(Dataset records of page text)
= Beginning of Section =

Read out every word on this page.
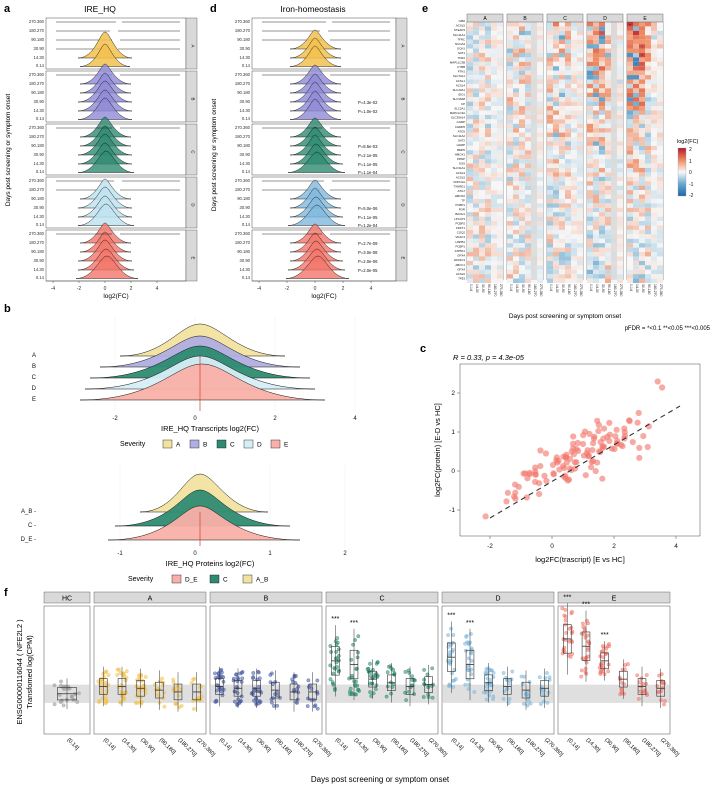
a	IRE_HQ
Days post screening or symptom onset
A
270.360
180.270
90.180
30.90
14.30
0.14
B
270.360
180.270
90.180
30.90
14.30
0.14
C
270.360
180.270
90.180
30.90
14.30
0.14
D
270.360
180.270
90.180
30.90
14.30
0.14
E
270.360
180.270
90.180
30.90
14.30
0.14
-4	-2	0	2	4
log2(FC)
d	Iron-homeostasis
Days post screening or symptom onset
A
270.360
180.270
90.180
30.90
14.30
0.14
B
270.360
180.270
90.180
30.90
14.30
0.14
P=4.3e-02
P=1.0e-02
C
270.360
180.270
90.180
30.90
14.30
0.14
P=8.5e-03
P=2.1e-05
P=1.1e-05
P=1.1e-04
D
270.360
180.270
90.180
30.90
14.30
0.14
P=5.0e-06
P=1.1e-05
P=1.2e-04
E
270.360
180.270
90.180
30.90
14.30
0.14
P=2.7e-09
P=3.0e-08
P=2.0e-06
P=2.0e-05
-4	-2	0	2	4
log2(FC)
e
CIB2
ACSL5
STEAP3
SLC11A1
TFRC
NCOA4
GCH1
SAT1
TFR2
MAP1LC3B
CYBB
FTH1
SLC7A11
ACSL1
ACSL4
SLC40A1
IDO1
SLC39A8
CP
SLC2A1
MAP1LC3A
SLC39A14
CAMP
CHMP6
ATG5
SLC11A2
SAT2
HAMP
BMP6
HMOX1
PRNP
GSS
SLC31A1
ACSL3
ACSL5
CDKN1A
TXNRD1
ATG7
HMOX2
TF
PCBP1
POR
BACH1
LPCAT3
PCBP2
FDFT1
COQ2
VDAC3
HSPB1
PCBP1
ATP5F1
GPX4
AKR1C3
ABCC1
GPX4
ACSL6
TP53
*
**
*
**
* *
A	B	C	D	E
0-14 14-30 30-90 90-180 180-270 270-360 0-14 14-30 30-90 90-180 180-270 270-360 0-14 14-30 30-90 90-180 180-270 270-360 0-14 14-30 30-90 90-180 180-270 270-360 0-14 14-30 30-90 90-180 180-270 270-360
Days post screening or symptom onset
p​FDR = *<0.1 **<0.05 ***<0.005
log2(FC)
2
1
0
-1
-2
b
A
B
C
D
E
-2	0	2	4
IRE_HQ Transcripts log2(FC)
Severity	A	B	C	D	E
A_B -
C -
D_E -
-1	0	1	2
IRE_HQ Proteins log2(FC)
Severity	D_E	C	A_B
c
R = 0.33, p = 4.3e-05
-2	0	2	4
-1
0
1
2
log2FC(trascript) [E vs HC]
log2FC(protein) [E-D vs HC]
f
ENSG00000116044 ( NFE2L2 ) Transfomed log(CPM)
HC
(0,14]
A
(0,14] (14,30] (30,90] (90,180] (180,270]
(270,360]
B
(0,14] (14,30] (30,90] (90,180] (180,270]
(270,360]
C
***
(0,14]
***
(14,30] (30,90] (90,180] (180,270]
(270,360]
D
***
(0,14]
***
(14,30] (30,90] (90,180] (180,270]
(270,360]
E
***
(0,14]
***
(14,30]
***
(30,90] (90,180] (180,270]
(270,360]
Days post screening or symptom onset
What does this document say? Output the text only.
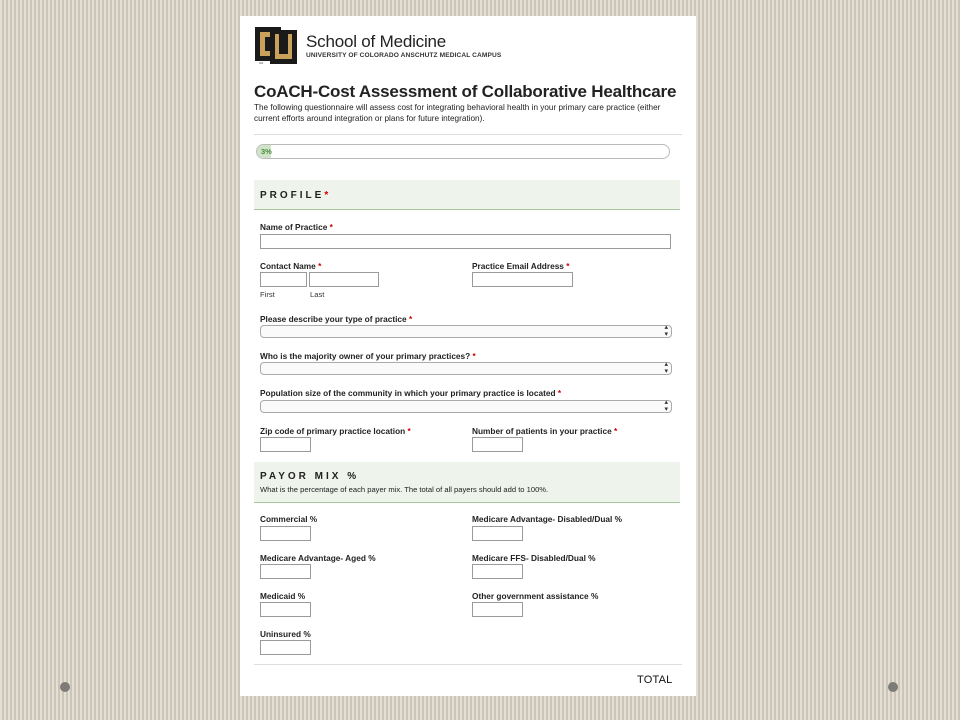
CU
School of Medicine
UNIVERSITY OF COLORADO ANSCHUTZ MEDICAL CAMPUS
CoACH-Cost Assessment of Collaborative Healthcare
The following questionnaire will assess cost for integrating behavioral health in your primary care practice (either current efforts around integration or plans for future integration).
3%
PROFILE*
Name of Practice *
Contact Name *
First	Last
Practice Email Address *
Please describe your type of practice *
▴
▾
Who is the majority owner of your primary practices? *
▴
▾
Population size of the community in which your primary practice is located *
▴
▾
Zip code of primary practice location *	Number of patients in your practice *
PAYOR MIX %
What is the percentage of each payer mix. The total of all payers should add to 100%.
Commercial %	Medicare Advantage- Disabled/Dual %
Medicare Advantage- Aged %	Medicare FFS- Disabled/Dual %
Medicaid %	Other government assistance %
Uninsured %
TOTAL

= End of Section =

- **ACTION ITEM**:
Print the entries above exactly, taking out only the pictures.

- **SOLUTION FOR THIS EXERCISE**:
Read out every word on this page.
a	IRE_HQ
Days post screening or symptom onset
A
270.360
180.270
90.180
30.90
14.30
0.14
B
270.360
180.270
90.180
30.90
14.30
0.14
C
270.360
180.270
90.180
30.90
14.30
0.14
D
270.360
180.270
90.180
30.90
14.30
0.14
E
270.360
180.270
90.180
30.90
14.30
0.14
-4	-2	0	2	4
log2(FC)
d	Iron-homeostasis
Days post screening or symptom onset
A
270.360
180.270
90.180
30.90
14.30
0.14
B
270.360
180.270
90.180
30.90
14.30
0.14
P=4.3e-02
P=1.0e-02
C
270.360
180.270
90.180
30.90
14.30
0.14
P=8.5e-03
P=2.1e-05
P=1.1e-05
P=1.1e-04
D
270.360
180.270
90.180
30.90
14.30
0.14
P=5.0e-06
P=1.1e-05
P=1.2e-04
E
270.360
180.270
90.180
30.90
14.30
0.14
P=2.7e-09
P=3.0e-08
P=2.0e-06
P=2.0e-05
-4	-2	0	2	4
log2(FC)
e
CIB2
ACSL5
STEAP3
SLC11A1
TFRC
NCOA4
GCH1
SAT1
TFR2
MAP1LC3B
CYBB
FTH1
SLC7A11
ACSL1
ACSL4
SLC40A1
IDO1
SLC39A8
CP
SLC2A1
MAP1LC3A
SLC39A14
CAMP
CHMP6
ATG5
SLC11A2
SAT2
HAMP
BMP6
HMOX1
PRNP
GSS
SLC31A1
ACSL3
ACSL5
CDKN1A
TXNRD1
ATG7
HMOX2
TF
PCBP1
POR
BACH1
LPCAT3
PCBP2
FDFT1
COQ2
VDAC3
HSPB1
PCBP1
ATP5F1
GPX4
AKR1C3
ABCC1
GPX4
ACSL6
TP53
*
**
*
**
* *
A	B	C	D	E
0-14 14-30 30-90 90-180 180-270 270-360 0-14 14-30 30-90 90-180 180-270 270-360 0-14 14-30 30-90 90-180 180-270 270-360 0-14 14-30 30-90 90-180 180-270 270-360 0-14 14-30 30-90 90-180 180-270 270-360
Days post screening or symptom onset
p​FDR = *<0.1 **<0.05 ***<0.005
log2(FC)
2
1
0
-1
-2
b
A
B
C
D
E
-2	0	2	4
IRE_HQ Transcripts log2(FC)
Severity	A	B	C	D	E
A_B -
C -
D_E -
-1	0	1	2
IRE_HQ Proteins log2(FC)
Severity	D_E	C	A_B
c
R = 0.33, p = 4.3e-05
-2	0	2	4
-1
0
1
2
log2FC(trascript) [E vs HC]
log2FC(protein) [E-D vs HC]
f
ENSG00000116044 ( NFE2L2 ) Transfomed log(CPM)
HC
(0,14]
A
(0,14] (14,30] (30,90] (90,180] (180,270]
(270,360]
B
(0,14] (14,30] (30,90] (90,180] (180,270]
(270,360]
C
***
(0,14]
***
(14,30] (30,90] (90,180] (180,270]
(270,360]
D
***
(0,14]
***
(14,30] (30,90] (90,180] (180,270]
(270,360]
E
***
(0,14]
***
(14,30]
***
(30,90] (90,180] (180,270]
(270,360]
Days post screening or symptom onset
What does this document say? Output the text only.
CU
School of Medicine
UNIVERSITY OF COLORADO ANSCHUTZ MEDICAL CAMPUS
CoACH-Cost Assessment of Collaborative Healthcare
The following questionnaire will assess cost for integrating behavioral health in your primary care practice (either current efforts around integration or plans for future integration).
3%
PROFILE*
Name of Practice *
Contact Name *
First	Last
Practice Email Address *
Please describe your type of practice *
▴
▾
Who is the majority owner of your primary practices? *
▴
▾
Population size of the community in which your primary practice is located *
▴
▾
Zip code of primary practice location *	Number of patients in your practice *
PAYOR MIX %
What is the percentage of each payer mix. The total of all payers should add to 100%.
Commercial %	Medicare Advantage- Disabled/Dual %
Medicare Advantage- Aged %	Medicare FFS- Disabled/Dual %
Medicaid %	Other government assistance %
Uninsured %
TOTAL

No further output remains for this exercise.